- _Job_
Once the pictures are set aside, transcribe the remaining data exactly.
### Input rows ###
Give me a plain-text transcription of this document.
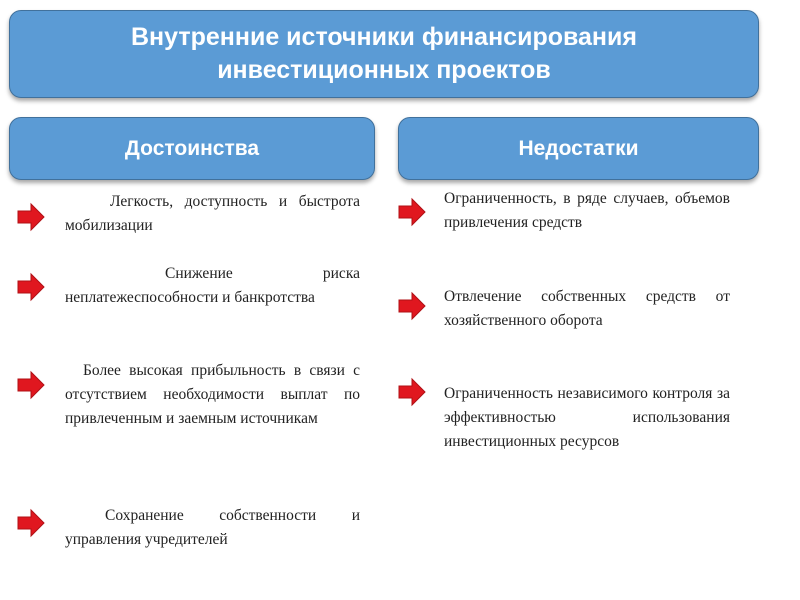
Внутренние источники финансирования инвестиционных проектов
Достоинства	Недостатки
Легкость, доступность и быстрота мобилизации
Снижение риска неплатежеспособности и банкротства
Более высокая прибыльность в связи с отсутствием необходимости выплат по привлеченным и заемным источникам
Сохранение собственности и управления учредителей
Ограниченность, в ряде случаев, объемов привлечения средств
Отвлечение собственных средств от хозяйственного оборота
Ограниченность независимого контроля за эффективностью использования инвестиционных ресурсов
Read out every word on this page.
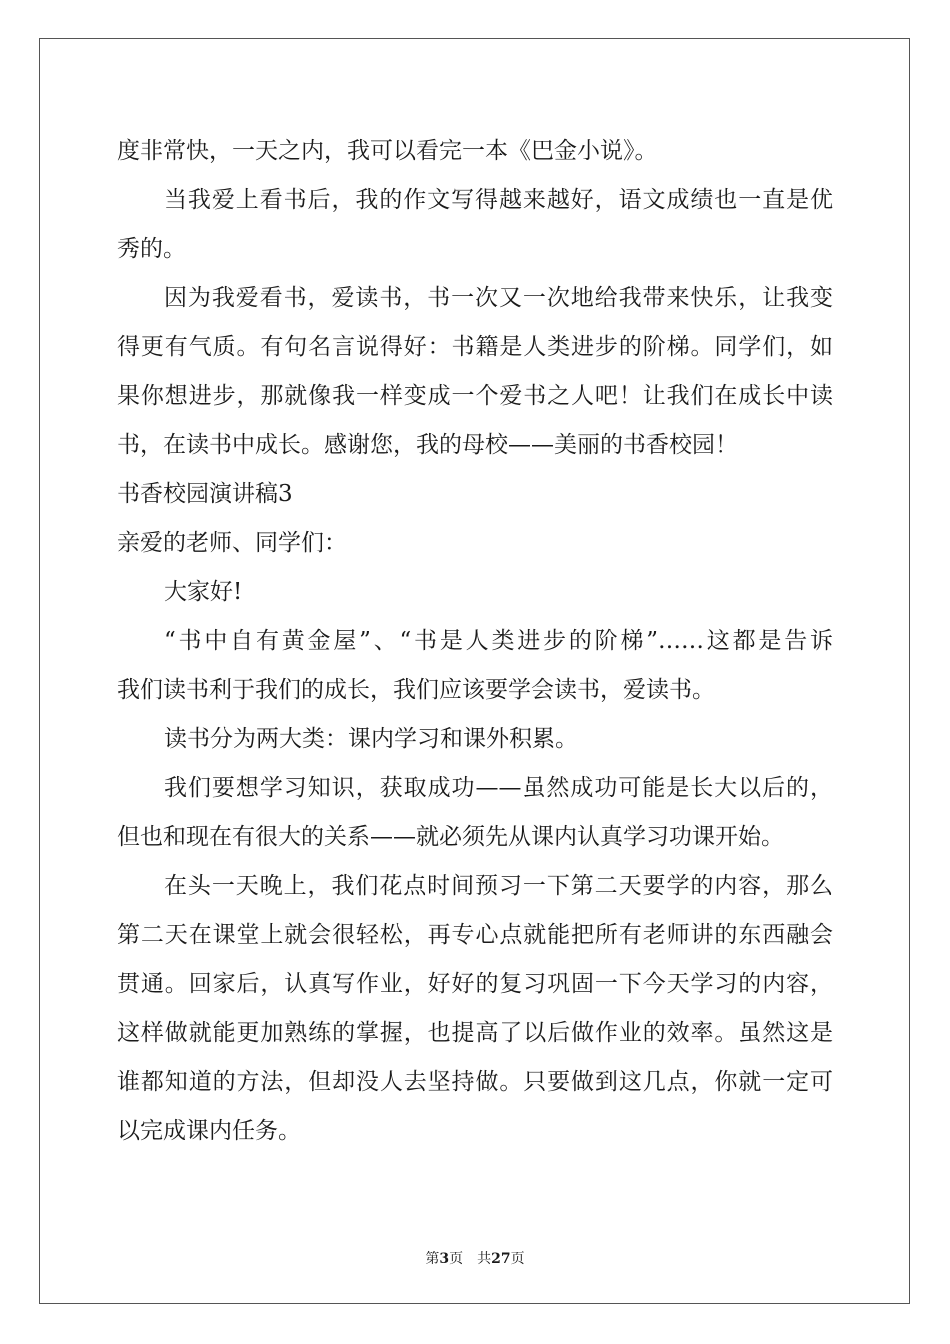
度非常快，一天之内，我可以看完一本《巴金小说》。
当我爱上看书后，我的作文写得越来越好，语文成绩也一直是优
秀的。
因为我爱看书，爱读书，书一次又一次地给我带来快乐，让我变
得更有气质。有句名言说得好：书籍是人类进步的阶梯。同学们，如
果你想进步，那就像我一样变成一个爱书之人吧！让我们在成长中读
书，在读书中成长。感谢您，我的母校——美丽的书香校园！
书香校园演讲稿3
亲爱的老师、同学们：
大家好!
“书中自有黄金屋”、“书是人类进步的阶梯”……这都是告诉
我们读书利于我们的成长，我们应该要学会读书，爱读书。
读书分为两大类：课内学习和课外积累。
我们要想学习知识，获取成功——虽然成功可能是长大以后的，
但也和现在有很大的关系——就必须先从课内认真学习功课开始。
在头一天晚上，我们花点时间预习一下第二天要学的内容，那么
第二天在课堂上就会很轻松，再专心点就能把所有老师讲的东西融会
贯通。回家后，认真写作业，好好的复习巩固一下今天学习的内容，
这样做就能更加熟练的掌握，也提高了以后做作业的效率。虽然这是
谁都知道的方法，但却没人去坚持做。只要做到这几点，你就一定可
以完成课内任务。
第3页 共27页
###
- _Solved problem_
Give me a plain-text transcription of this document.
Внутренние источники финансирования инвестиционных проектов
Достоинства	Недостатки
Легкость, доступность и быстрота мобилизации
Снижение риска неплатежеспособности и банкротства
Более высокая прибыльность в связи с отсутствием необходимости выплат по привлеченным и заемным источникам
Сохранение собственности и управления учредителей
Ограниченность, в ряде случаев, объемов привлечения средств
Отвлечение собственных средств от хозяйственного оборота
Ограниченность независимого контроля за эффективностью использования инвестиционных ресурсов
Read out every word on this page.
度非常快，一天之内，我可以看完一本《巴金小说》。
当我爱上看书后，我的作文写得越来越好，语文成绩也一直是优
秀的。
因为我爱看书，爱读书，书一次又一次地给我带来快乐，让我变
得更有气质。有句名言说得好：书籍是人类进步的阶梯。同学们，如
果你想进步，那就像我一样变成一个爱书之人吧！让我们在成长中读
书，在读书中成长。感谢您，我的母校——美丽的书香校园！
书香校园演讲稿3
亲爱的老师、同学们：
大家好!
“书中自有黄金屋”、“书是人类进步的阶梯”……这都是告诉
我们读书利于我们的成长，我们应该要学会读书，爱读书。
读书分为两大类：课内学习和课外积累。
我们要想学习知识，获取成功——虽然成功可能是长大以后的，
但也和现在有很大的关系——就必须先从课内认真学习功课开始。
在头一天晚上，我们花点时间预习一下第二天要学的内容，那么
第二天在课堂上就会很轻松，再专心点就能把所有老师讲的东西融会
贯通。回家后，认真写作业，好好的复习巩固一下今天学习的内容，
这样做就能更加熟练的掌握，也提高了以后做作业的效率。虽然这是
谁都知道的方法，但却没人去坚持做。只要做到这几点，你就一定可
以完成课内任务。
第3页 共27页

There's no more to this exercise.